Note each line of the listing that contains the string "Marketing", and copy it.

> **EXCERPTED RECORDS**:
----
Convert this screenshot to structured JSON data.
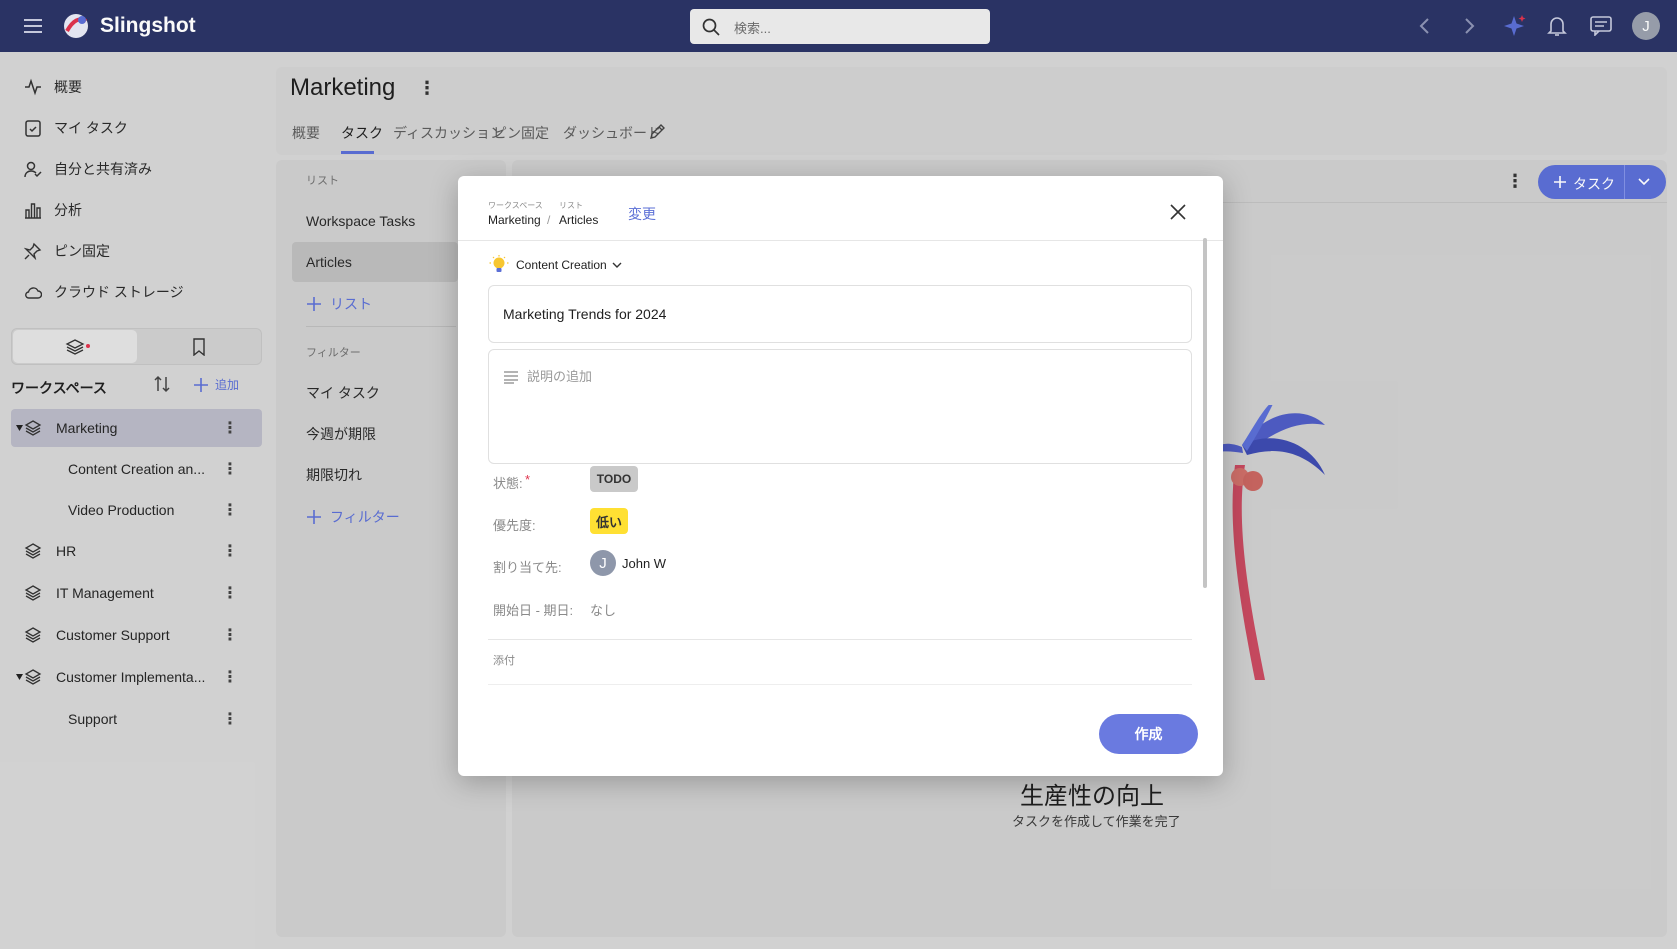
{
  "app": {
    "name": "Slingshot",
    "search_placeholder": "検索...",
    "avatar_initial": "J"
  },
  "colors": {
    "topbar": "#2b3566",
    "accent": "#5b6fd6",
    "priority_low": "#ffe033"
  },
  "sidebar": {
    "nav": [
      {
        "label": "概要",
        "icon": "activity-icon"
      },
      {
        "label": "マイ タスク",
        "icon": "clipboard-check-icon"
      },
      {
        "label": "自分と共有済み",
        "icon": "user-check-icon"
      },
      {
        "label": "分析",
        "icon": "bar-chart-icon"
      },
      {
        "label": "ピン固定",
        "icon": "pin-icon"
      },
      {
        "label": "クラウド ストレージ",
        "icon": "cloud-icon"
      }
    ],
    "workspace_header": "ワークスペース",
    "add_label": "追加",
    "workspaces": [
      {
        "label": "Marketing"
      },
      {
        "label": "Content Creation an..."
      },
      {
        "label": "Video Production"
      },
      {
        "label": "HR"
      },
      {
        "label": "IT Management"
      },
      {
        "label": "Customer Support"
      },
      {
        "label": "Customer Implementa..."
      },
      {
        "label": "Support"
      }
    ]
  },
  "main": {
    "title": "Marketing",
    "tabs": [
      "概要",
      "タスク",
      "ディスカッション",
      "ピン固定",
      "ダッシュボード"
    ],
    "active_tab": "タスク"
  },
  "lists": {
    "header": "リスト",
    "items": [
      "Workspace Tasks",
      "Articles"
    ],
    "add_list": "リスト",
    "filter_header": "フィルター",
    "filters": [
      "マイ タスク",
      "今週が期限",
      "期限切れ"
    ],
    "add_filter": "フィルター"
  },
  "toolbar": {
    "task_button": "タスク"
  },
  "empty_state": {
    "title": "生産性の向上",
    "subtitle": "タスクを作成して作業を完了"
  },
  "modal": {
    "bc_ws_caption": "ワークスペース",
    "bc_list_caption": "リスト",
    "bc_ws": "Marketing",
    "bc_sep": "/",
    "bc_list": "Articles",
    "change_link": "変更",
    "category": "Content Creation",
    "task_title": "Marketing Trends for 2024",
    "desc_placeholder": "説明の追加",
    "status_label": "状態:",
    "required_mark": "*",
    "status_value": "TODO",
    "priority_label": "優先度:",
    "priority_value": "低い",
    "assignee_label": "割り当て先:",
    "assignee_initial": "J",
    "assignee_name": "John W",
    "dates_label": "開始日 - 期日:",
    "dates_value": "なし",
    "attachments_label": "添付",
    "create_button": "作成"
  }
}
----
> **TASK ANSWER**:
        "label": "Marketing"
    "title": "Marketing",
    "bc_ws": "Marketing",
    "task_title": "Marketing Trends for 2024",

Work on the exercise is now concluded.